GOAL
Output all of the records exactly as written.

RECORDS FOR PROCESSING
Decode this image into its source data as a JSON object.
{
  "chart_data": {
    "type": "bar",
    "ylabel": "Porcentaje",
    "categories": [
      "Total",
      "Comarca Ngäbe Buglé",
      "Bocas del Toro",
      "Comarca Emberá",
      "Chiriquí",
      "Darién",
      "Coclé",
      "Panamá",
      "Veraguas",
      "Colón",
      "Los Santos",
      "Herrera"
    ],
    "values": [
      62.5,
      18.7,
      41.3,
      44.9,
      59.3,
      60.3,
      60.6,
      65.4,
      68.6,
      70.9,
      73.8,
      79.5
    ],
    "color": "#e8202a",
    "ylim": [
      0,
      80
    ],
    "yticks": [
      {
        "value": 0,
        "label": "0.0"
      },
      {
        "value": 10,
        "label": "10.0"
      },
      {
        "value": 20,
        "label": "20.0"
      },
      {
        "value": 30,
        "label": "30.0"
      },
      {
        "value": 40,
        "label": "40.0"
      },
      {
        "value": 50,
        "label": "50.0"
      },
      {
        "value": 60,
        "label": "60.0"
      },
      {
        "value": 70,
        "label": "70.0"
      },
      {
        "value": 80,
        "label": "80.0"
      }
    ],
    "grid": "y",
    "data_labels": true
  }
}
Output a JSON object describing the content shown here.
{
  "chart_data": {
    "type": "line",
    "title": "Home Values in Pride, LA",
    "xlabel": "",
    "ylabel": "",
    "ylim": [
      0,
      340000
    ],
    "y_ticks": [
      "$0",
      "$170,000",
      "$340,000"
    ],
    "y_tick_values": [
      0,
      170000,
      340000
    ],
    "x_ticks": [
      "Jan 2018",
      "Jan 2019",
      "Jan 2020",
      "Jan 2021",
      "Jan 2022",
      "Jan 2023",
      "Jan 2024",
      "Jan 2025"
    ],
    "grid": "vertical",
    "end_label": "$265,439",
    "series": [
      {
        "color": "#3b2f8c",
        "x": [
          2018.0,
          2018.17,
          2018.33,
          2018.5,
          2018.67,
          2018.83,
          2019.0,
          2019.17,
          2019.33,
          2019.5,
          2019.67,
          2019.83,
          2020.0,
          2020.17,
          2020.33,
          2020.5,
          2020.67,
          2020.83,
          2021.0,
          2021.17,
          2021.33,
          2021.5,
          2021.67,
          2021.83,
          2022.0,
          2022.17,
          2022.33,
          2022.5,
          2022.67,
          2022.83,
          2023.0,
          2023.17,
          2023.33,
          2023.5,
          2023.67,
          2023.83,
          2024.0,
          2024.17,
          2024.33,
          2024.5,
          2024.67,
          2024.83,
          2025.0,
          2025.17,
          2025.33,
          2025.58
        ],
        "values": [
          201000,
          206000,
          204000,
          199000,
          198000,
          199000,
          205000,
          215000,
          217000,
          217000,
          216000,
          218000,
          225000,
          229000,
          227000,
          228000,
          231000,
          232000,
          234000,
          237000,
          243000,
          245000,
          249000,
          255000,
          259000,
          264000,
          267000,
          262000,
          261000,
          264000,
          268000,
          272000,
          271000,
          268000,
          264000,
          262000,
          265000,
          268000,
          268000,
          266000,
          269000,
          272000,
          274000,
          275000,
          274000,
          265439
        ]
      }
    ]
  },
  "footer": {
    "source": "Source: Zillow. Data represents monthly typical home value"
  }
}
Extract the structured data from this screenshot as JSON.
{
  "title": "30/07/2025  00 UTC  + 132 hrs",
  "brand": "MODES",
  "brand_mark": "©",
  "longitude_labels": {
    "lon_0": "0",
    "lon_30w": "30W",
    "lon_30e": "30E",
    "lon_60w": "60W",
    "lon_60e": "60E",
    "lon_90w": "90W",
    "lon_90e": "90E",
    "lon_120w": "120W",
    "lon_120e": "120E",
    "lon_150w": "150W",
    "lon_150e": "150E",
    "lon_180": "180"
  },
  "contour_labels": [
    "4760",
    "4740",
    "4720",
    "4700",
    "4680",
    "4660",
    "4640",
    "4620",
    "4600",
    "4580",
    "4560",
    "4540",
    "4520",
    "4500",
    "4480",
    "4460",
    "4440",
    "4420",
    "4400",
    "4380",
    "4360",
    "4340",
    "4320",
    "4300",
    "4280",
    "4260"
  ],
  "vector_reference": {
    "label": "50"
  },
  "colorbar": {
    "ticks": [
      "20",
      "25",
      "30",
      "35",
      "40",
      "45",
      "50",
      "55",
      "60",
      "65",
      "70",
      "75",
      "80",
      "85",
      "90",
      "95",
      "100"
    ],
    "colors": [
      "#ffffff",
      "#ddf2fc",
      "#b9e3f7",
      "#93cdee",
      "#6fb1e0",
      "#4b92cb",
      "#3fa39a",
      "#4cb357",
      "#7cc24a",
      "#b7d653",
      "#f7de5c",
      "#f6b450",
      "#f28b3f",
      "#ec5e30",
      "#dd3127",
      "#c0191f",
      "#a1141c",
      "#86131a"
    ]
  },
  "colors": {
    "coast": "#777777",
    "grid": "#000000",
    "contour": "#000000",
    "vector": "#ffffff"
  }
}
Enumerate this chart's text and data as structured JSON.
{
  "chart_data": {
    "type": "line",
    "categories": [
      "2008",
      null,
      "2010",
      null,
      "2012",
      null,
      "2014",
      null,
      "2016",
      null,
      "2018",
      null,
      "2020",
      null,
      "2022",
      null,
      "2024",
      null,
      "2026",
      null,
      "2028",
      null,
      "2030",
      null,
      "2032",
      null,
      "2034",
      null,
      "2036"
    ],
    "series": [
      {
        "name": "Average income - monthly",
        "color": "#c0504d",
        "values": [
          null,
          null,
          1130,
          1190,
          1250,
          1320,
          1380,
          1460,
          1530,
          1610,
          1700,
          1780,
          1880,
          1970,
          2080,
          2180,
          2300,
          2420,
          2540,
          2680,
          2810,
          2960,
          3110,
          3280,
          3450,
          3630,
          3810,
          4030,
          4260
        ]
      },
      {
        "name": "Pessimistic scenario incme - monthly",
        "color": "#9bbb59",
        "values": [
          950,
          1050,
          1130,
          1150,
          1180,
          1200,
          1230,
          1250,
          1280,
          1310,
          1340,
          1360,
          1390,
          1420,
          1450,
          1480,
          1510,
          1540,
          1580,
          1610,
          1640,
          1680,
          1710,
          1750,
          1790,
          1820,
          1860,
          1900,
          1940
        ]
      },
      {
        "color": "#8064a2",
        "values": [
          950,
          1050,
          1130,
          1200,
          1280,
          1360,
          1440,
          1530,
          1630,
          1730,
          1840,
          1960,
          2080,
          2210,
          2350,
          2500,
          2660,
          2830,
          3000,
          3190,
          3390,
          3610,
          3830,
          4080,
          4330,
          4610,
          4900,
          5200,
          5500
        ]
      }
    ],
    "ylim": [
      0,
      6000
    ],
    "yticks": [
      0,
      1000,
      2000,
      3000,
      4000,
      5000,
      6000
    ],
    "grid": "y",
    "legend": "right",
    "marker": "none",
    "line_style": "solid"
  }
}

ANSWER TO THE PROBLEM
Decode this image into its source data as a JSON object.
{
  "chart_data": {
    "type": "bar",
    "ylabel": "Porcentaje",
    "categories": [
      "Total",
      "Comarca Ngäbe Buglé",
      "Bocas del Toro",
      "Comarca Emberá",
      "Chiriquí",
      "Darién",
      "Coclé",
      "Panamá",
      "Veraguas",
      "Colón",
      "Los Santos",
      "Herrera"
    ],
    "values": [
      62.5,
      18.7,
      41.3,
      44.9,
      59.3,
      60.3,
      60.6,
      65.4,
      68.6,
      70.9,
      73.8,
      79.5
    ],
    "color": "#e8202a",
    "ylim": [
      0,
      80
    ],
    "yticks": [
      {
        "value": 0,
        "label": "0.0"
      },
      {
        "value": 10,
        "label": "10.0"
      },
      {
        "value": 20,
        "label": "20.0"
      },
      {
        "value": 30,
        "label": "30.0"
      },
      {
        "value": 40,
        "label": "40.0"
      },
      {
        "value": 50,
        "label": "50.0"
      },
      {
        "value": 60,
        "label": "60.0"
      },
      {
        "value": 70,
        "label": "70.0"
      },
      {
        "value": 80,
        "label": "80.0"
      }
    ],
    "grid": "y",
    "data_labels": true
  }
}
Output a JSON object describing the content shown here.
{
  "chart_data": {
    "type": "line",
    "title": "Home Values in Pride, LA",
    "xlabel": "",
    "ylabel": "",
    "ylim": [
      0,
      340000
    ],
    "y_ticks": [
      "$0",
      "$170,000",
      "$340,000"
    ],
    "y_tick_values": [
      0,
      170000,
      340000
    ],
    "x_ticks": [
      "Jan 2018",
      "Jan 2019",
      "Jan 2020",
      "Jan 2021",
      "Jan 2022",
      "Jan 2023",
      "Jan 2024",
      "Jan 2025"
    ],
    "grid": "vertical",
    "end_label": "$265,439",
    "series": [
      {
        "color": "#3b2f8c",
        "x": [
          2018.0,
          2018.17,
          2018.33,
          2018.5,
          2018.67,
          2018.83,
          2019.0,
          2019.17,
          2019.33,
          2019.5,
          2019.67,
          2019.83,
          2020.0,
          2020.17,
          2020.33,
          2020.5,
          2020.67,
          2020.83,
          2021.0,
          2021.17,
          2021.33,
          2021.5,
          2021.67,
          2021.83,
          2022.0,
          2022.17,
          2022.33,
          2022.5,
          2022.67,
          2022.83,
          2023.0,
          2023.17,
          2023.33,
          2023.5,
          2023.67,
          2023.83,
          2024.0,
          2024.17,
          2024.33,
          2024.5,
          2024.67,
          2024.83,
          2025.0,
          2025.17,
          2025.33,
          2025.58
        ],
        "values": [
          201000,
          206000,
          204000,
          199000,
          198000,
          199000,
          205000,
          215000,
          217000,
          217000,
          216000,
          218000,
          225000,
          229000,
          227000,
          228000,
          231000,
          232000,
          234000,
          237000,
          243000,
          245000,
          249000,
          255000,
          259000,
          264000,
          267000,
          262000,
          261000,
          264000,
          268000,
          272000,
          271000,
          268000,
          264000,
          262000,
          265000,
          268000,
          268000,
          266000,
          269000,
          272000,
          274000,
          275000,
          274000,
          265439
        ]
      }
    ]
  },
  "footer": {
    "source": "Source: Zillow. Data represents monthly typical home value"
  }
}
Extract the structured data from this screenshot as JSON.
{
  "title": "30/07/2025  00 UTC  + 132 hrs",
  "brand": "MODES",
  "brand_mark": "©",
  "longitude_labels": {
    "lon_0": "0",
    "lon_30w": "30W",
    "lon_30e": "30E",
    "lon_60w": "60W",
    "lon_60e": "60E",
    "lon_90w": "90W",
    "lon_90e": "90E",
    "lon_120w": "120W",
    "lon_120e": "120E",
    "lon_150w": "150W",
    "lon_150e": "150E",
    "lon_180": "180"
  },
  "contour_labels": [
    "4760",
    "4740",
    "4720",
    "4700",
    "4680",
    "4660",
    "4640",
    "4620",
    "4600",
    "4580",
    "4560",
    "4540",
    "4520",
    "4500",
    "4480",
    "4460",
    "4440",
    "4420",
    "4400",
    "4380",
    "4360",
    "4340",
    "4320",
    "4300",
    "4280",
    "4260"
  ],
  "vector_reference": {
    "label": "50"
  },
  "colorbar": {
    "ticks": [
      "20",
      "25",
      "30",
      "35",
      "40",
      "45",
      "50",
      "55",
      "60",
      "65",
      "70",
      "75",
      "80",
      "85",
      "90",
      "95",
      "100"
    ],
    "colors": [
      "#ffffff",
      "#ddf2fc",
      "#b9e3f7",
      "#93cdee",
      "#6fb1e0",
      "#4b92cb",
      "#3fa39a",
      "#4cb357",
      "#7cc24a",
      "#b7d653",
      "#f7de5c",
      "#f6b450",
      "#f28b3f",
      "#ec5e30",
      "#dd3127",
      "#c0191f",
      "#a1141c",
      "#86131a"
    ]
  },
  "colors": {
    "coast": "#777777",
    "grid": "#000000",
    "contour": "#000000",
    "vector": "#ffffff"
  }
}
Enumerate this chart's text and data as structured JSON.
{
  "chart_data": {
    "type": "line",
    "categories": [
      "2008",
      null,
      "2010",
      null,
      "2012",
      null,
      "2014",
      null,
      "2016",
      null,
      "2018",
      null,
      "2020",
      null,
      "2022",
      null,
      "2024",
      null,
      "2026",
      null,
      "2028",
      null,
      "2030",
      null,
      "2032",
      null,
      "2034",
      null,
      "2036"
    ],
    "series": [
      {
        "name": "Average income - monthly",
        "color": "#c0504d",
        "values": [
          null,
          null,
          1130,
          1190,
          1250,
          1320,
          1380,
          1460,
          1530,
          1610,
          1700,
          1780,
          1880,
          1970,
          2080,
          2180,
          2300,
          2420,
          2540,
          2680,
          2810,
          2960,
          3110,
          3280,
          3450,
          3630,
          3810,
          4030,
          4260
        ]
      },
      {
        "name": "Pessimistic scenario incme - monthly",
        "color": "#9bbb59",
        "values": [
          950,
          1050,
          1130,
          1150,
          1180,
          1200,
          1230,
          1250,
          1280,
          1310,
          1340,
          1360,
          1390,
          1420,
          1450,
          1480,
          1510,
          1540,
          1580,
          1610,
          1640,
          1680,
          1710,
          1750,
          1790,
          1820,
          1860,
          1900,
          1940
        ]
      },
      {
        "color": "#8064a2",
        "values": [
          950,
          1050,
          1130,
          1200,
          1280,
          1360,
          1440,
          1530,
          1630,
          1730,
          1840,
          1960,
          2080,
          2210,
          2350,
          2500,
          2660,
          2830,
          3000,
          3190,
          3390,
          3610,
          3830,
          4080,
          4330,
          4610,
          4900,
          5200,
          5500
        ]
      }
    ],
    "ylim": [
      0,
      6000
    ],
    "yticks": [
      0,
      1000,
      2000,
      3000,
      4000,
      5000,
      6000
    ],
    "grid": "y",
    "legend": "right",
    "marker": "none",
    "line_style": "solid"
  }
}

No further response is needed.